- Your task
Return the listing below unchanged, minus its pictures.

- Information shown
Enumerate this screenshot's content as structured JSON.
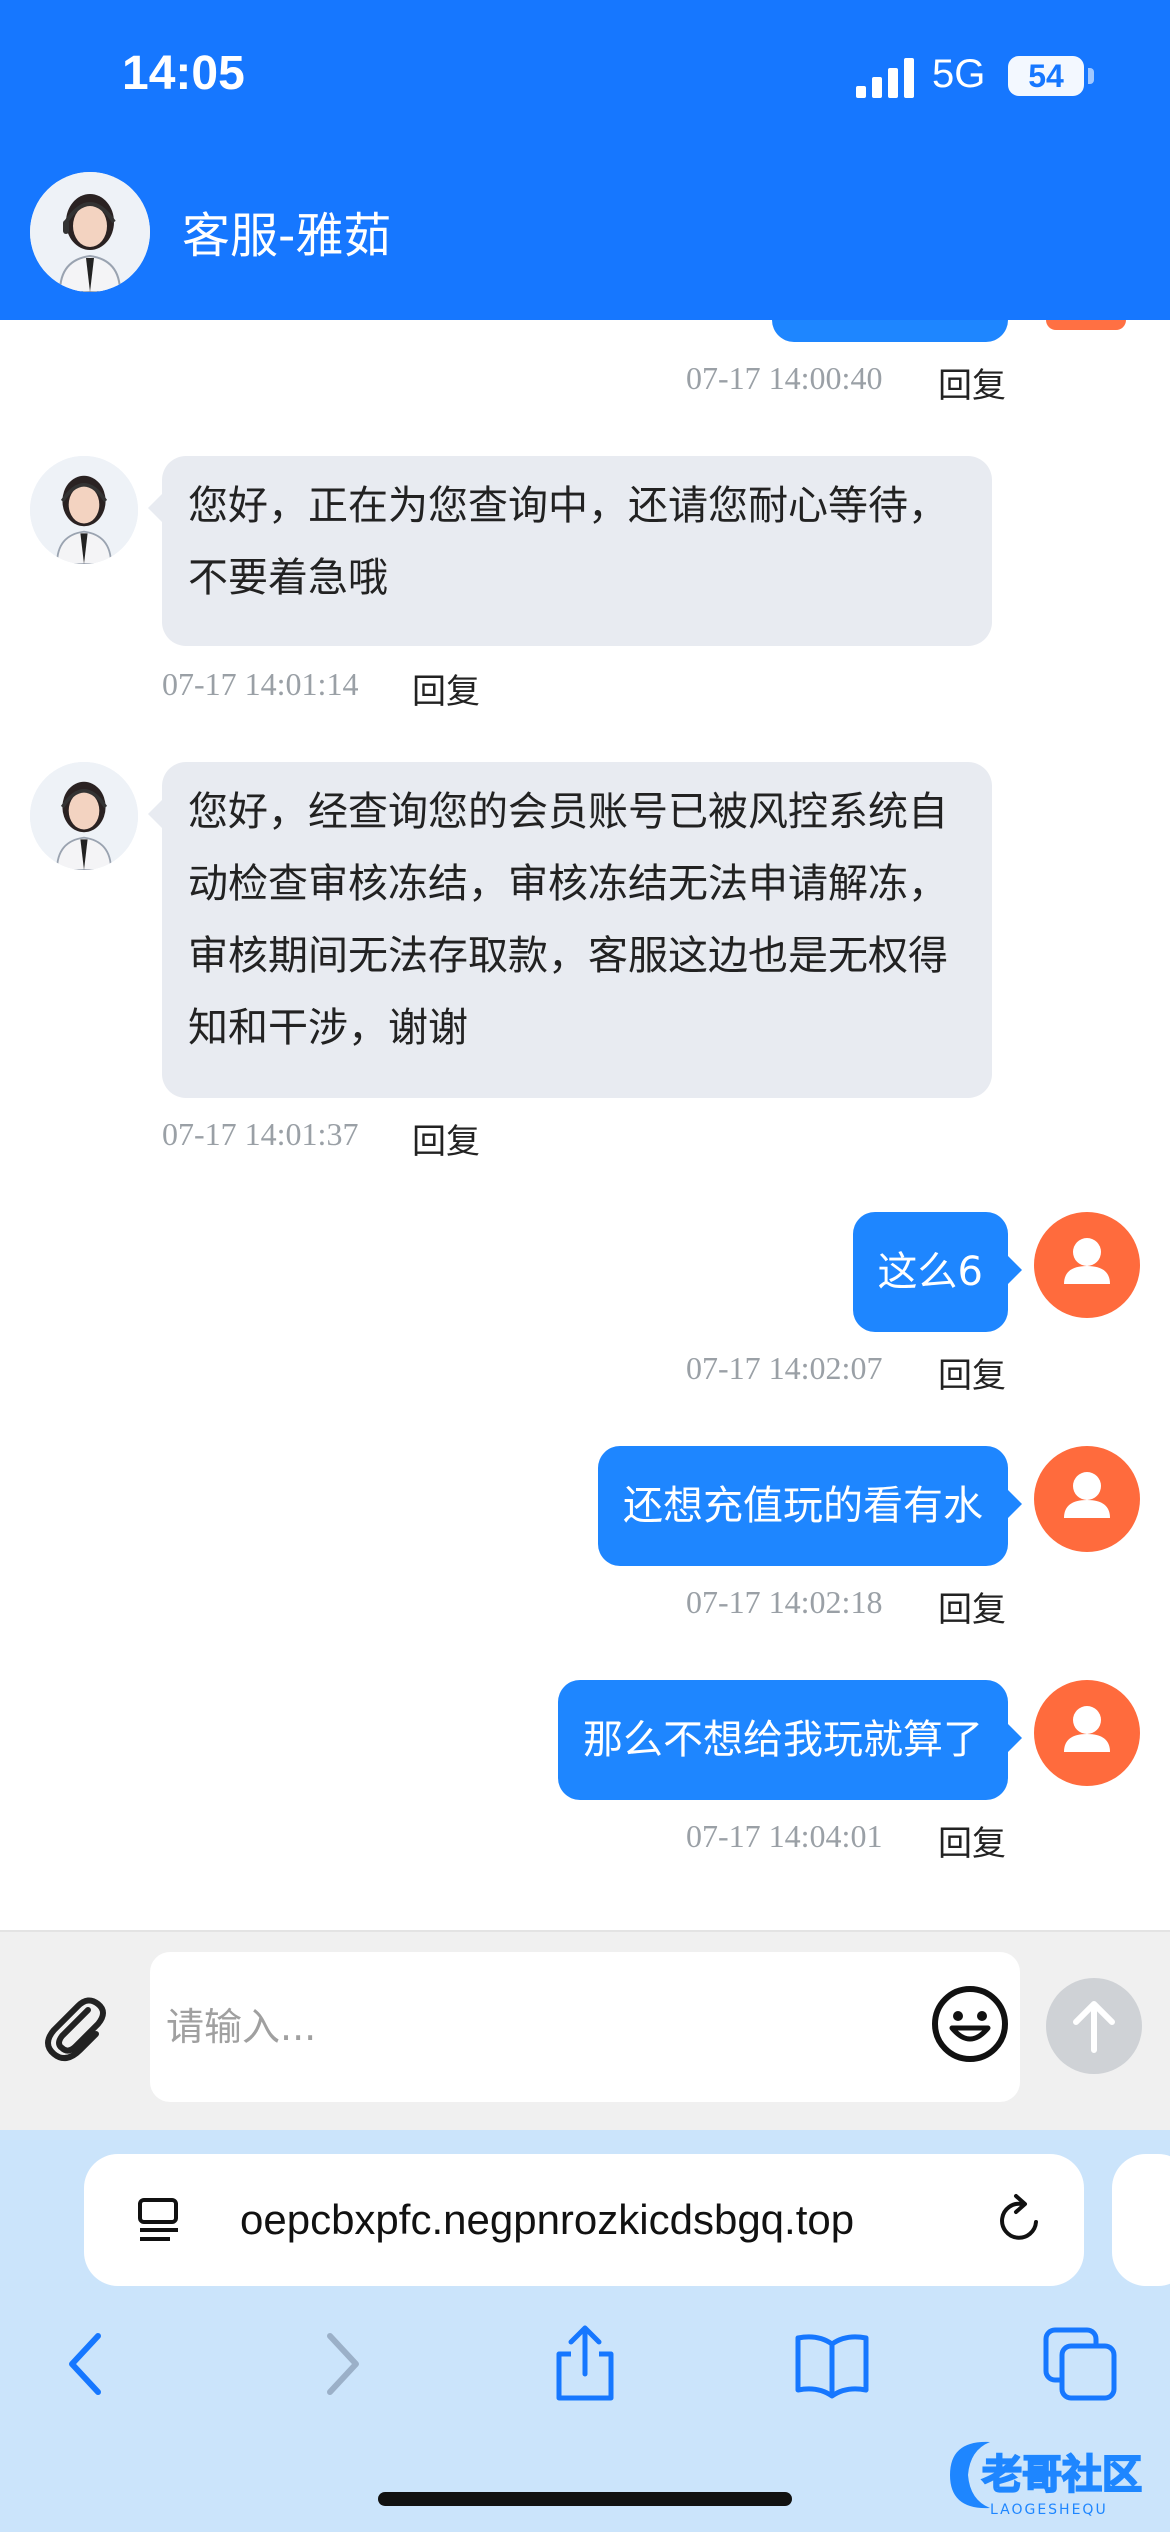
{
  "status_bar": {
    "time": "14:05",
    "network": "5G",
    "battery": "54"
  },
  "header": {
    "title": "客服-雅茹"
  },
  "messages": [
    {
      "from": "agent",
      "text": "您好，正在为您查询中，还请您耐心等待，不要着急哦",
      "time": "07-17 14:01:14",
      "reply": "回复"
    },
    {
      "from": "agent",
      "text": "您好，经查询您的会员账号已被风控系统自动检查审核冻结，审核冻结无法申请解冻，审核期间无法存取款，客服这边也是无权得知和干涉，谢谢",
      "time": "07-17 14:01:37",
      "reply": "回复"
    },
    {
      "from": "user",
      "text": "这么6",
      "time": "07-17 14:02:07",
      "reply": "回复"
    },
    {
      "from": "user",
      "text": "还想充值玩的看有水",
      "time": "07-17 14:02:18",
      "reply": "回复"
    },
    {
      "from": "user",
      "text": "那么不想给我玩就算了",
      "time": "07-17 14:04:01",
      "reply": "回复"
    }
  ],
  "partial_message": {
    "time": "07-17 14:00:40",
    "reply": "回复"
  },
  "input": {
    "placeholder": "请输入..."
  },
  "browser": {
    "url": "oepcbxpfc.negpnrozkicdsbgq.top"
  },
  "watermark": {
    "text": "老哥社区",
    "sub": "LAOGESHEQU"
  },
  "colors": {
    "header": "#1677ff",
    "user_bubble": "#1e86ff",
    "agent_bubble": "#e8ebf1",
    "user_avatar": "#ff6b3d"
  },
  "icons": [
    "signal-icon",
    "battery-icon",
    "attachment-icon",
    "emoji-icon",
    "send-arrow-icon",
    "reader-icon",
    "reload-icon",
    "back-icon",
    "forward-icon",
    "share-icon",
    "bookmarks-icon",
    "tabs-icon"
  ]
}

- Finished answer
Enumerate this screenshot's content as structured JSON.
{
  "status_bar": {
    "time": "14:05",
    "network": "5G",
    "battery": "54"
  },
  "header": {
    "title": "客服-雅茹"
  },
  "messages": [
    {
      "from": "agent",
      "text": "您好，正在为您查询中，还请您耐心等待，不要着急哦",
      "time": "07-17 14:01:14",
      "reply": "回复"
    },
    {
      "from": "agent",
      "text": "您好，经查询您的会员账号已被风控系统自动检查审核冻结，审核冻结无法申请解冻，审核期间无法存取款，客服这边也是无权得知和干涉，谢谢",
      "time": "07-17 14:01:37",
      "reply": "回复"
    },
    {
      "from": "user",
      "text": "这么6",
      "time": "07-17 14:02:07",
      "reply": "回复"
    },
    {
      "from": "user",
      "text": "还想充值玩的看有水",
      "time": "07-17 14:02:18",
      "reply": "回复"
    },
    {
      "from": "user",
      "text": "那么不想给我玩就算了",
      "time": "07-17 14:04:01",
      "reply": "回复"
    }
  ],
  "partial_message": {
    "time": "07-17 14:00:40",
    "reply": "回复"
  },
  "input": {
    "placeholder": "请输入..."
  },
  "browser": {
    "url": "oepcbxpfc.negpnrozkicdsbgq.top"
  },
  "watermark": {
    "text": "老哥社区",
    "sub": "LAOGESHEQU"
  },
  "colors": {
    "header": "#1677ff",
    "user_bubble": "#1e86ff",
    "agent_bubble": "#e8ebf1",
    "user_avatar": "#ff6b3d"
  },
  "icons": [
    "signal-icon",
    "battery-icon",
    "attachment-icon",
    "emoji-icon",
    "send-arrow-icon",
    "reader-icon",
    "reload-icon",
    "back-icon",
    "forward-icon",
    "share-icon",
    "bookmarks-icon",
    "tabs-icon"
  ]
}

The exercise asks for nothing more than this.